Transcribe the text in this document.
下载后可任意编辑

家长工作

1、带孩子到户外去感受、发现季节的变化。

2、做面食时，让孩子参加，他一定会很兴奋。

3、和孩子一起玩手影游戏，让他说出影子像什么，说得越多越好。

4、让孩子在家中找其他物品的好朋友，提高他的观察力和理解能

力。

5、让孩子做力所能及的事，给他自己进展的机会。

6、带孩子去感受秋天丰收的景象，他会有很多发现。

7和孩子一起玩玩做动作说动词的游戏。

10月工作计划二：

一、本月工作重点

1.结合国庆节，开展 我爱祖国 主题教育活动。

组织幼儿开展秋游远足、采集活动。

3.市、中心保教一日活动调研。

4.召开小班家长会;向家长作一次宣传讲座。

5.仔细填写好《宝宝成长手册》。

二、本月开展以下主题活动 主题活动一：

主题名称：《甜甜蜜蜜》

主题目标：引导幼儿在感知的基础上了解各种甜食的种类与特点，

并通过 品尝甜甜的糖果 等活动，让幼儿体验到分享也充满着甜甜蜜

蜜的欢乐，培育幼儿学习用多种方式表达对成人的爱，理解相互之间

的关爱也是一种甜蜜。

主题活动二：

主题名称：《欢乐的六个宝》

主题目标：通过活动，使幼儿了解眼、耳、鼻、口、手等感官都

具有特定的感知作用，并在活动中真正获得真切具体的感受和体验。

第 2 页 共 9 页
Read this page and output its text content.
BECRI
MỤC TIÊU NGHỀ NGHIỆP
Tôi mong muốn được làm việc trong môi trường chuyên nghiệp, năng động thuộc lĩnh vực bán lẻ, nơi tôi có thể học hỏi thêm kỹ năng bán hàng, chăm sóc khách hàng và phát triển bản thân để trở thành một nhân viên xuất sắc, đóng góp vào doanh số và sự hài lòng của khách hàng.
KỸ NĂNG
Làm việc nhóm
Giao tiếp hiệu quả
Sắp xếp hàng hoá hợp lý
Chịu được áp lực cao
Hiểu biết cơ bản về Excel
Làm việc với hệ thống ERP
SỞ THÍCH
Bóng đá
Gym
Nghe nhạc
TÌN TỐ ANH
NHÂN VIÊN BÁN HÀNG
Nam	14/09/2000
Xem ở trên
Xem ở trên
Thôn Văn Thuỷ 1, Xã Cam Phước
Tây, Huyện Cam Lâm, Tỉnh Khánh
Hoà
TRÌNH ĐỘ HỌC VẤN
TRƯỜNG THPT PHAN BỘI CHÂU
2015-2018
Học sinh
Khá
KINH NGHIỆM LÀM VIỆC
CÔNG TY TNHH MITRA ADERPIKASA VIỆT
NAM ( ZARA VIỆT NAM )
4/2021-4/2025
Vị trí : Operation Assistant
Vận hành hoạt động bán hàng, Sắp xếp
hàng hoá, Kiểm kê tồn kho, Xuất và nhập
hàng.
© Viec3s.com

--------------------------------------------------

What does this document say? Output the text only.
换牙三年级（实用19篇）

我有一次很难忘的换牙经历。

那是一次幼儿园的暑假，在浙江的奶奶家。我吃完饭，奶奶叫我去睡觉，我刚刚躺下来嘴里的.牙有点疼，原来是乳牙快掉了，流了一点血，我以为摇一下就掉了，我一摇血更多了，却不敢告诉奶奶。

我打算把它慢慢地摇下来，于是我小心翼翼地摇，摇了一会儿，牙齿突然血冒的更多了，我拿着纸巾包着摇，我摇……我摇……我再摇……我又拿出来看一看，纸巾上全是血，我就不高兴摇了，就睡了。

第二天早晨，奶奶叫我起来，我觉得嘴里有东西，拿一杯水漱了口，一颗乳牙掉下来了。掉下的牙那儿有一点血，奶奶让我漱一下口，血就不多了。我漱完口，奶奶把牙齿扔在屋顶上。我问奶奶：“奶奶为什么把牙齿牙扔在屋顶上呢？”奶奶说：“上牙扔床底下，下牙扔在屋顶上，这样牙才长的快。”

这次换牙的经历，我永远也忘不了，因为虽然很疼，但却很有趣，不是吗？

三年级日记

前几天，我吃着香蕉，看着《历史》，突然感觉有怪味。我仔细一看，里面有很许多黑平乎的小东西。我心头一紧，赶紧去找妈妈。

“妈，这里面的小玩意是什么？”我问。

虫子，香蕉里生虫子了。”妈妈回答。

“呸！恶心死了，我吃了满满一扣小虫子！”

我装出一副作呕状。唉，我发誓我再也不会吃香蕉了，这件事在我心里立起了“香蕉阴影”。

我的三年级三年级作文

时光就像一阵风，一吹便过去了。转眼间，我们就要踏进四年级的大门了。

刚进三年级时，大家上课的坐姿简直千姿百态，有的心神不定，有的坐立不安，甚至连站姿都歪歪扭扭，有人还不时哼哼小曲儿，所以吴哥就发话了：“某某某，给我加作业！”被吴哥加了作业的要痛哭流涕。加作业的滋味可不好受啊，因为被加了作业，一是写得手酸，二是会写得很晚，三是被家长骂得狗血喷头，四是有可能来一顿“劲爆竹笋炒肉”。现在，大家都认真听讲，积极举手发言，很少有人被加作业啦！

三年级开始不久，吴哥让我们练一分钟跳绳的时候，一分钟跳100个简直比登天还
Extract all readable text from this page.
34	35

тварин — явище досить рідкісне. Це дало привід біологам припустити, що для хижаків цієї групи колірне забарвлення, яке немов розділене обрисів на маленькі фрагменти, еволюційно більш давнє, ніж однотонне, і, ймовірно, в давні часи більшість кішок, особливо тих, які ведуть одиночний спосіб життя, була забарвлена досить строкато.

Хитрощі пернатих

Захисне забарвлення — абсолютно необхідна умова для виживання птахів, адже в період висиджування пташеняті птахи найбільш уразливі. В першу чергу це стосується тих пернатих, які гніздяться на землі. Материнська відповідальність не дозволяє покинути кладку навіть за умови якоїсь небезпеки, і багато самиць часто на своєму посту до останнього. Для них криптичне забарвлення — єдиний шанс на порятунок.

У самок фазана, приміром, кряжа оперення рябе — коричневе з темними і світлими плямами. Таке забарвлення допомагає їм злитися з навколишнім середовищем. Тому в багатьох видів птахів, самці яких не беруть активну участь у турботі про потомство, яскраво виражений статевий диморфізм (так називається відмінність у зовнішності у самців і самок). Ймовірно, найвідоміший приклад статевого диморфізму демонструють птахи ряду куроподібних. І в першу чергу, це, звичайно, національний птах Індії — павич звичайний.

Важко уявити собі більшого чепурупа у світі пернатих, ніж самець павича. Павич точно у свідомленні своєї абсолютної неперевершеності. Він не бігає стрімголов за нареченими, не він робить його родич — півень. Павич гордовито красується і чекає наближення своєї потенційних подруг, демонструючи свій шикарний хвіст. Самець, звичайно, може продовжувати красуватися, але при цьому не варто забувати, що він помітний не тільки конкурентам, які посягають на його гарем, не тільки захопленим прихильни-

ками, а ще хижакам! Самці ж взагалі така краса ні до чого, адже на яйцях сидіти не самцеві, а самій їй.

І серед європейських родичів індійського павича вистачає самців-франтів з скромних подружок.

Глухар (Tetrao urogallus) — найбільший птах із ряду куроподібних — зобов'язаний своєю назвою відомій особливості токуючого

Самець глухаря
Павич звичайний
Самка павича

--------------------------------------------------

Exercise brief
Tally the lines of the records holding the word "page", then give only the resulting number.

Answer
2